To do:
Repeat every line of the data exactly, but not the pictures.

(Stored records)
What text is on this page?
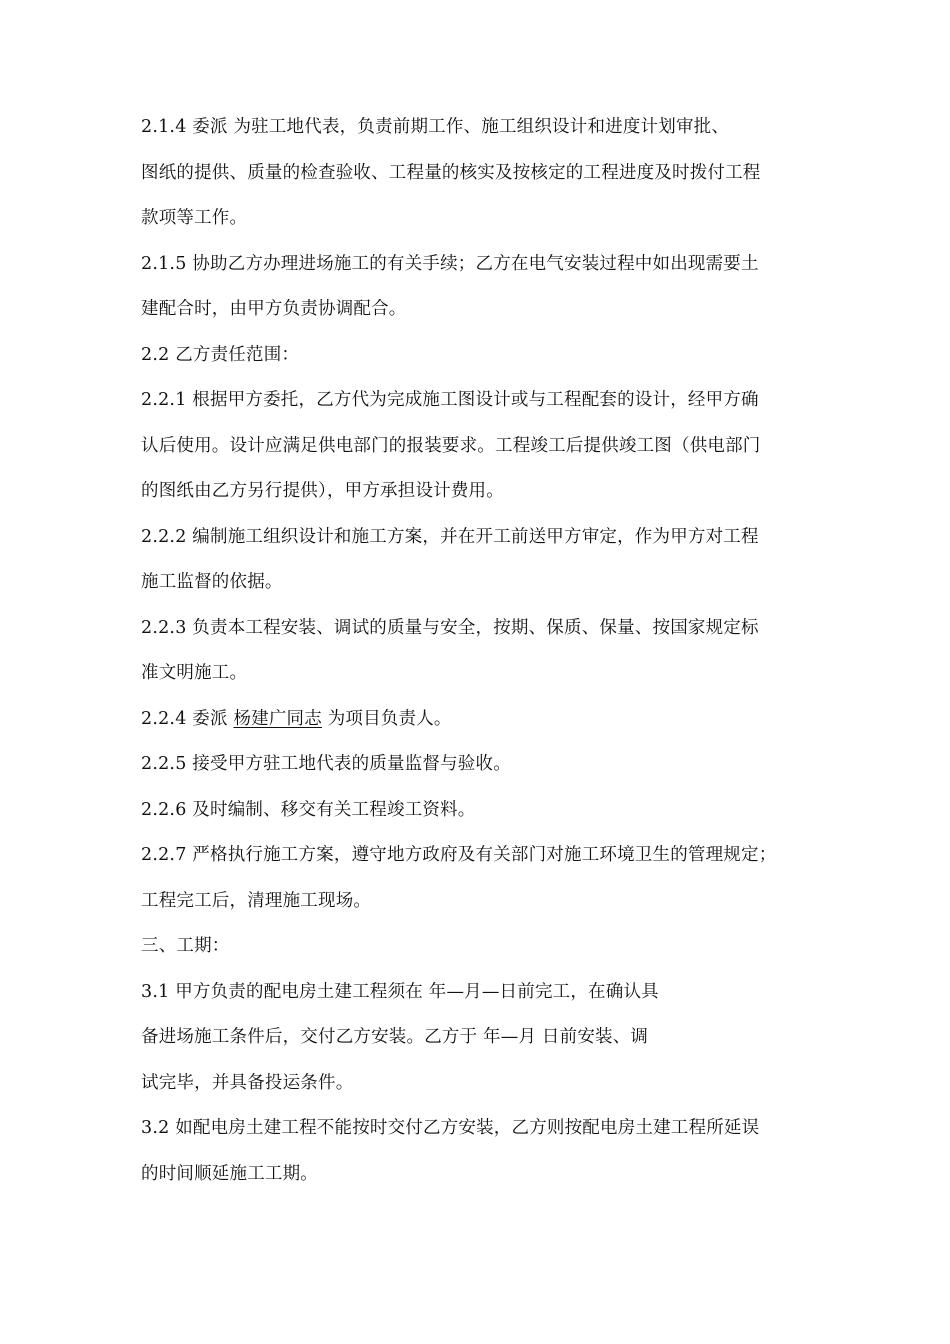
2.1.4 委派 为驻工地代表，负责前期工作、施工组织设计和进度计划审批、
图纸的提供、质量的检查验收、工程量的核实及按核定的工程进度及时拨付工程
款项等工作。
2.1.5 协助乙方办理进场施工的有关手续；乙方在电气安装过程中如出现需要土
建配合时，由甲方负责协调配合。
2.2 乙方责任范围：
2.2.1 根据甲方委托，乙方代为完成施工图设计或与工程配套的设计，经甲方确
认后使用。设计应满足供电部门的报装要求。工程竣工后提供竣工图（供电部门
的图纸由乙方另行提供），甲方承担设计费用。
2.2.2 编制施工组织设计和施工方案，并在开工前送甲方审定，作为甲方对工程
施工监督的依据。
2.2.3 负责本工程安装、调试的质量与安全，按期、保质、保量、按国家规定标
准文明施工。
2.2.4 委派 杨建广同志 为项目负责人。
2.2.5 接受甲方驻工地代表的质量监督与验收。
2.2.6 及时编制、移交有关工程竣工资料。
2.2.7 严格执行施工方案，遵守地方政府及有关部门对施工环境卫生的管理规定；
工程完工后，清理施工现场。
三、工期：
3.1 甲方负责的配电房土建工程须在 年—月—日前完工，在确认具
备进场施工条件后，交付乙方安装。乙方于 年—月 日前安装、调
试完毕，并具备投运条件。
3.2 如配电房土建工程不能按时交付乙方安装，乙方则按配电房土建工程所延误
的时间顺延施工工期。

Written reply:
What text is on this page?
2.1.4 委派 为驻工地代表，负责前期工作、施工组织设计和进度计划审批、
图纸的提供、质量的检查验收、工程量的核实及按核定的工程进度及时拨付工程
款项等工作。
2.1.5 协助乙方办理进场施工的有关手续；乙方在电气安装过程中如出现需要土
建配合时，由甲方负责协调配合。
2.2 乙方责任范围：
2.2.1 根据甲方委托，乙方代为完成施工图设计或与工程配套的设计，经甲方确
认后使用。设计应满足供电部门的报装要求。工程竣工后提供竣工图（供电部门
的图纸由乙方另行提供），甲方承担设计费用。
2.2.2 编制施工组织设计和施工方案，并在开工前送甲方审定，作为甲方对工程
施工监督的依据。
2.2.3 负责本工程安装、调试的质量与安全，按期、保质、保量、按国家规定标
准文明施工。
2.2.4 委派 杨建广同志 为项目负责人。
2.2.5 接受甲方驻工地代表的质量监督与验收。
2.2.6 及时编制、移交有关工程竣工资料。
2.2.7 严格执行施工方案，遵守地方政府及有关部门对施工环境卫生的管理规定；
工程完工后，清理施工现场。
三、工期：
3.1 甲方负责的配电房土建工程须在 年—月—日前完工，在确认具
备进场施工条件后，交付乙方安装。乙方于 年—月 日前安装、调
试完毕，并具备投运条件。
3.2 如配电房土建工程不能按时交付乙方安装，乙方则按配电房土建工程所延误
的时间顺延施工工期。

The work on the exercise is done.